Work to be completed: Examine the records and identify each line that includes the string "JSON". Copy those lines.
* begin Material for this task *
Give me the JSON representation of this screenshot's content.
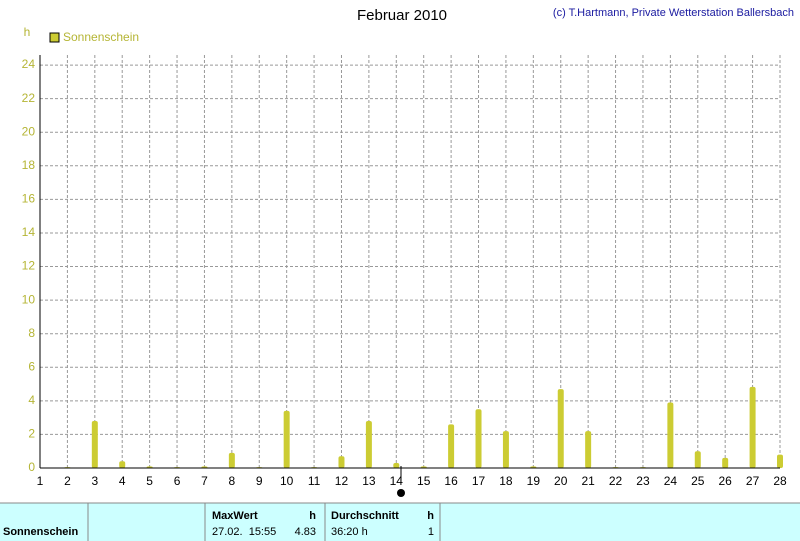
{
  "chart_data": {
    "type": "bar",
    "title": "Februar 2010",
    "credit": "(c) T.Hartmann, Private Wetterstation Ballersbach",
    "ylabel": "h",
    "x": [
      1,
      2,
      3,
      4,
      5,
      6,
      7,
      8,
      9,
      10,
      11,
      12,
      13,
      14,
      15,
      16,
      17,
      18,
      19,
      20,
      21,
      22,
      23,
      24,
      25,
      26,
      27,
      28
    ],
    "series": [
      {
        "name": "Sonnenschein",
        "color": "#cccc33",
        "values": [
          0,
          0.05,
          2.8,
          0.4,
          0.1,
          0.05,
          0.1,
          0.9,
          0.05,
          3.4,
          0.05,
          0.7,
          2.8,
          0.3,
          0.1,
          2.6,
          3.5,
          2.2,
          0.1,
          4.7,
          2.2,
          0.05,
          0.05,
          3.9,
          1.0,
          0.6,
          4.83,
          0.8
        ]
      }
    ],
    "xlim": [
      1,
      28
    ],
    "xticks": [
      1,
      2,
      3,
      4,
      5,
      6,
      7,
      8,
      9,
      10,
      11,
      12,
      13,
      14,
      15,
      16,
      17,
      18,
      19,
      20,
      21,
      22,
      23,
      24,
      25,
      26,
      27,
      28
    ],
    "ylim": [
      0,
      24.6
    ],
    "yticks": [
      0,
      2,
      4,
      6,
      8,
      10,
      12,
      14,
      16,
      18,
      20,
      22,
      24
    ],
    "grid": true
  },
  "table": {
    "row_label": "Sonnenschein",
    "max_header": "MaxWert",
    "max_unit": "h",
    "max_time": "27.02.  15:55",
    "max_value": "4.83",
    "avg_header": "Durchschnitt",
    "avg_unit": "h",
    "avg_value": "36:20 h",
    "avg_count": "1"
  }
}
* end Material for this task *
* begin Material for this task *
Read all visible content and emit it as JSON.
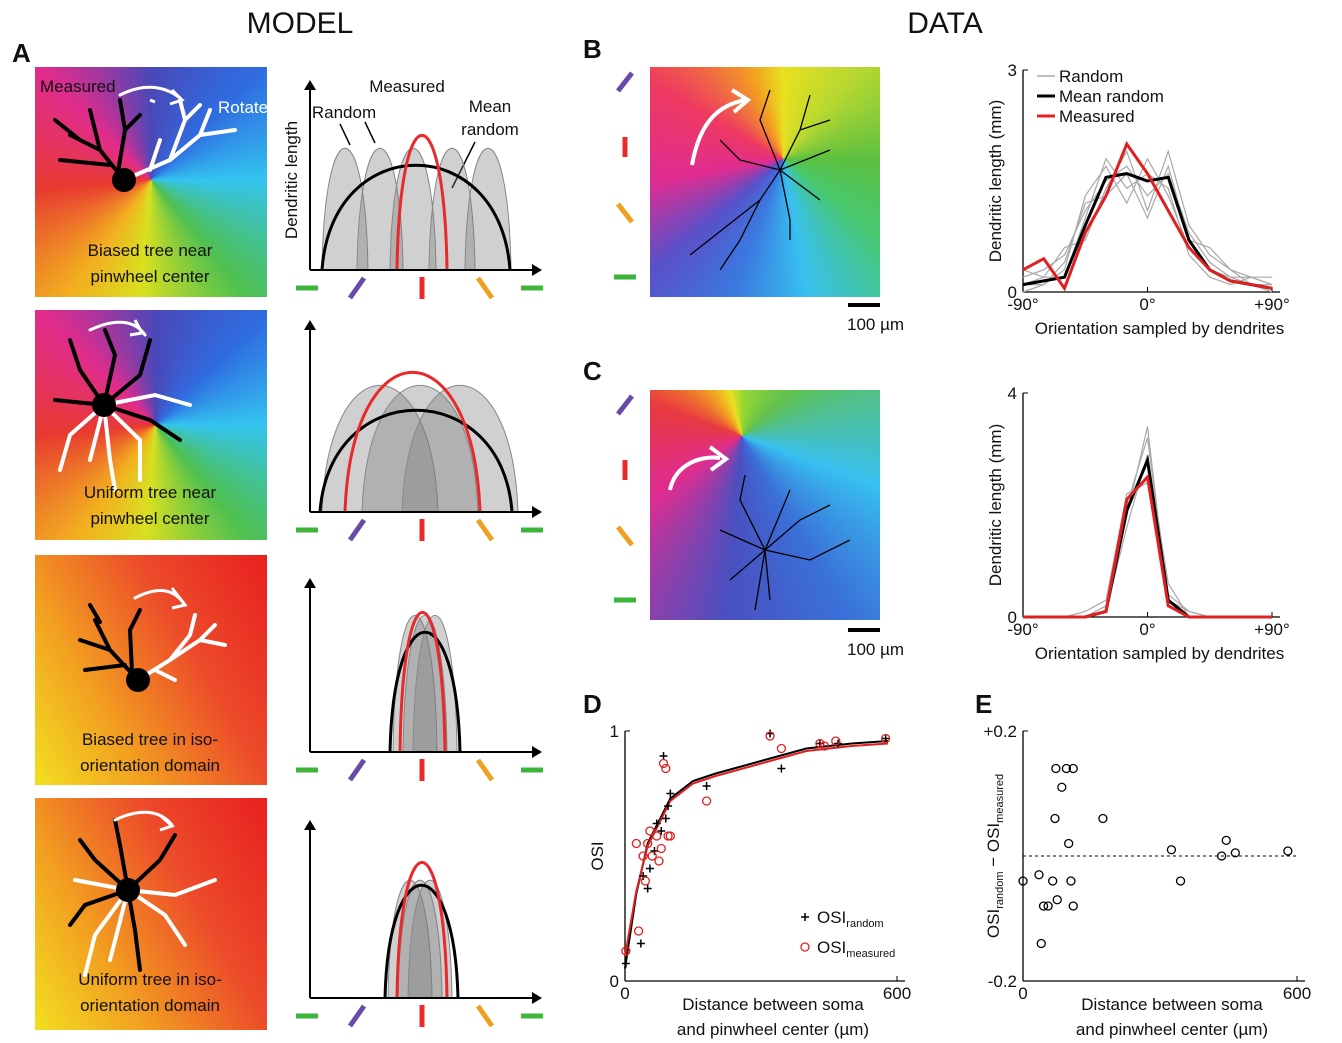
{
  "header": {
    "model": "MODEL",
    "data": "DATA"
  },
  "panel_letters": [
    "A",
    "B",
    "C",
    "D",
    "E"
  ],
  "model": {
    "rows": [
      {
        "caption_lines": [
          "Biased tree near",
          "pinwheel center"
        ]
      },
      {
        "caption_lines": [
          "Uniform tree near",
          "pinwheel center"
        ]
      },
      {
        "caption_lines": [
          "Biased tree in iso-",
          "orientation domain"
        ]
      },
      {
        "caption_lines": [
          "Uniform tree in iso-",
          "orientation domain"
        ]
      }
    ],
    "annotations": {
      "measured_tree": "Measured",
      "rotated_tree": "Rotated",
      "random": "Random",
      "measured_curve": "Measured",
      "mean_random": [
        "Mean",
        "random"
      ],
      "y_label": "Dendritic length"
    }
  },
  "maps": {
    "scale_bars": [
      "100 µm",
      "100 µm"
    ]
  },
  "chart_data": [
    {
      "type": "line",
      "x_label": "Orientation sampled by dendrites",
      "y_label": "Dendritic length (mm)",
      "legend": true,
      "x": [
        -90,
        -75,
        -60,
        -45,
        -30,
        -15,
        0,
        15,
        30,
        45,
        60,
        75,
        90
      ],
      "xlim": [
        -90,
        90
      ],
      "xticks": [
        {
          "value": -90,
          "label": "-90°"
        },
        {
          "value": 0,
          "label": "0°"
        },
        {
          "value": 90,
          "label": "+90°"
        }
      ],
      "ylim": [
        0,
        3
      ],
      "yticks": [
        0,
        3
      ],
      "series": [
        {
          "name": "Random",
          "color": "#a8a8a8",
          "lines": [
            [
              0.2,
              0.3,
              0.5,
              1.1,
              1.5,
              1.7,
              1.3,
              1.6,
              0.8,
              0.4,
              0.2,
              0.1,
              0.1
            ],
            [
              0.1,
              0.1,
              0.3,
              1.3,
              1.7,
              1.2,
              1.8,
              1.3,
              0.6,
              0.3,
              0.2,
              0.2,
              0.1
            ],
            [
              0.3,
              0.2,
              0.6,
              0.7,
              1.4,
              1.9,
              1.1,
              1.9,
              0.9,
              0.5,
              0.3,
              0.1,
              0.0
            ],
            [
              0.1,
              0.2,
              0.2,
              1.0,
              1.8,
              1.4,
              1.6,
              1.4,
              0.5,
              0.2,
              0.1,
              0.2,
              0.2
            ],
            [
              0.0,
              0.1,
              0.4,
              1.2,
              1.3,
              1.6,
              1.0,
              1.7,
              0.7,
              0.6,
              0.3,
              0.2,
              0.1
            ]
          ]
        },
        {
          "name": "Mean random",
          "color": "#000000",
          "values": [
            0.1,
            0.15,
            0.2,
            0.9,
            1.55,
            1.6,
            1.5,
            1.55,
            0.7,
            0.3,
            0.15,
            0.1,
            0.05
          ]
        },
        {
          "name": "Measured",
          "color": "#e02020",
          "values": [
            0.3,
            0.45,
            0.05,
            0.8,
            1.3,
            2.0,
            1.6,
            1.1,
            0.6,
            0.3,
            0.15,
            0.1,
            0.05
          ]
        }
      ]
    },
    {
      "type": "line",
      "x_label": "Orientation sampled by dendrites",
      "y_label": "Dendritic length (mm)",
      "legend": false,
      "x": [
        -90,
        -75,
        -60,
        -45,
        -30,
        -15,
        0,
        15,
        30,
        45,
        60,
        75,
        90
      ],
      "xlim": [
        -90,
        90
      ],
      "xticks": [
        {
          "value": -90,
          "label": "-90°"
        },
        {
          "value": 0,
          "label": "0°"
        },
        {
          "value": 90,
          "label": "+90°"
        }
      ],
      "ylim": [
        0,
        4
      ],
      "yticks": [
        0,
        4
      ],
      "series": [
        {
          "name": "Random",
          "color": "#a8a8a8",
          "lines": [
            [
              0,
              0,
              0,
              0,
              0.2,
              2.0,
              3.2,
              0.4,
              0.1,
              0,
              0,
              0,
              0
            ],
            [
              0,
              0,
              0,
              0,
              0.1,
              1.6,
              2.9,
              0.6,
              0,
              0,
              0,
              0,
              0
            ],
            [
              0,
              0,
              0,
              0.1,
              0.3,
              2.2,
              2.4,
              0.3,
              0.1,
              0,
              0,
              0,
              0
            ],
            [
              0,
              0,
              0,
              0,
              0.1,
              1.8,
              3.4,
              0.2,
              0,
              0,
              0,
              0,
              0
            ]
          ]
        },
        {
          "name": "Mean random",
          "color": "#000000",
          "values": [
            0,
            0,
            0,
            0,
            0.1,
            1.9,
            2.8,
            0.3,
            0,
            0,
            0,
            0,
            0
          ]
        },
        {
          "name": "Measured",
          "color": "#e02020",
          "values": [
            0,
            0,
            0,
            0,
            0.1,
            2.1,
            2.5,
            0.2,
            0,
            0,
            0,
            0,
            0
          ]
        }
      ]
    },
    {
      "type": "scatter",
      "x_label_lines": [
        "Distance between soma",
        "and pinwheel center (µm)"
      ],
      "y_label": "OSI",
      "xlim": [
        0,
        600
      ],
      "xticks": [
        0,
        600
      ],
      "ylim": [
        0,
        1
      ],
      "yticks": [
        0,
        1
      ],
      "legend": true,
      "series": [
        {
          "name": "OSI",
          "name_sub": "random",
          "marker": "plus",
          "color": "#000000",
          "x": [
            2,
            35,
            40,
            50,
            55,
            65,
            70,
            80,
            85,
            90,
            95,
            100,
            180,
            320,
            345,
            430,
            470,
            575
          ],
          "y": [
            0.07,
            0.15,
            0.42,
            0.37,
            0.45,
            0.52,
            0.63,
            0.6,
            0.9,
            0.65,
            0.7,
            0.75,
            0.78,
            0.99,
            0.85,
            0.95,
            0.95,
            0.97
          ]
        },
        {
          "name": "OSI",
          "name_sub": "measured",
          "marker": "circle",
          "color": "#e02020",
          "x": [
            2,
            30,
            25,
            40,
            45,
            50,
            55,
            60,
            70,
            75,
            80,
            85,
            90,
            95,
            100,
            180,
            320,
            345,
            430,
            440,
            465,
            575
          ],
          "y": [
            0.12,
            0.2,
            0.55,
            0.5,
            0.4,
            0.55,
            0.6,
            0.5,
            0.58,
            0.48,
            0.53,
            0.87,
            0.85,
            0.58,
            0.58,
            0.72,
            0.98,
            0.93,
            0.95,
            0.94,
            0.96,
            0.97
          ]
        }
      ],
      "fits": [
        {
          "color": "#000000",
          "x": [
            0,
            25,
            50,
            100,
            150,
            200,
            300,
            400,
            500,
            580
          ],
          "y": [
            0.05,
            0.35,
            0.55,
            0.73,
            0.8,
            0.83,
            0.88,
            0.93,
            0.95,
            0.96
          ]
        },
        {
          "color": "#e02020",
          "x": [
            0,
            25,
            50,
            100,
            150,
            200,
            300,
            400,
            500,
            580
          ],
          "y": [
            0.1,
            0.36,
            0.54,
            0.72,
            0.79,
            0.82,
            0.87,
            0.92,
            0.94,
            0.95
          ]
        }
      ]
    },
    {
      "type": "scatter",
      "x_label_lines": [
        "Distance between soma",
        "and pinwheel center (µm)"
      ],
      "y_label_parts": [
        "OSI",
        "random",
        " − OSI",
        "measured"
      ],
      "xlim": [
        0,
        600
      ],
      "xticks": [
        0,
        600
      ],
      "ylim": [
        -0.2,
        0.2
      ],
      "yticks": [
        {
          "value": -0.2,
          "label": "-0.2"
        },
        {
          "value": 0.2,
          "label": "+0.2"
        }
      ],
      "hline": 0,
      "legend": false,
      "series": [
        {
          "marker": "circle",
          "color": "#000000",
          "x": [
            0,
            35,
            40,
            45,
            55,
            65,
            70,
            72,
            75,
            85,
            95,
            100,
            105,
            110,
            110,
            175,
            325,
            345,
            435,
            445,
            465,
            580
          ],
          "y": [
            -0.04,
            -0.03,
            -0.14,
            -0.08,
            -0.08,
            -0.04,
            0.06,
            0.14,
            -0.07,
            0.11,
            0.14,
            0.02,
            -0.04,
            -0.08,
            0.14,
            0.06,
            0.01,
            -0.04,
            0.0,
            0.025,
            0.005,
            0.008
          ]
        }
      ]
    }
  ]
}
* end Material for this task *
Result for this exercise:
Give me the JSON representation of this screenshot's content.
Read all visible content and emit it as JSON.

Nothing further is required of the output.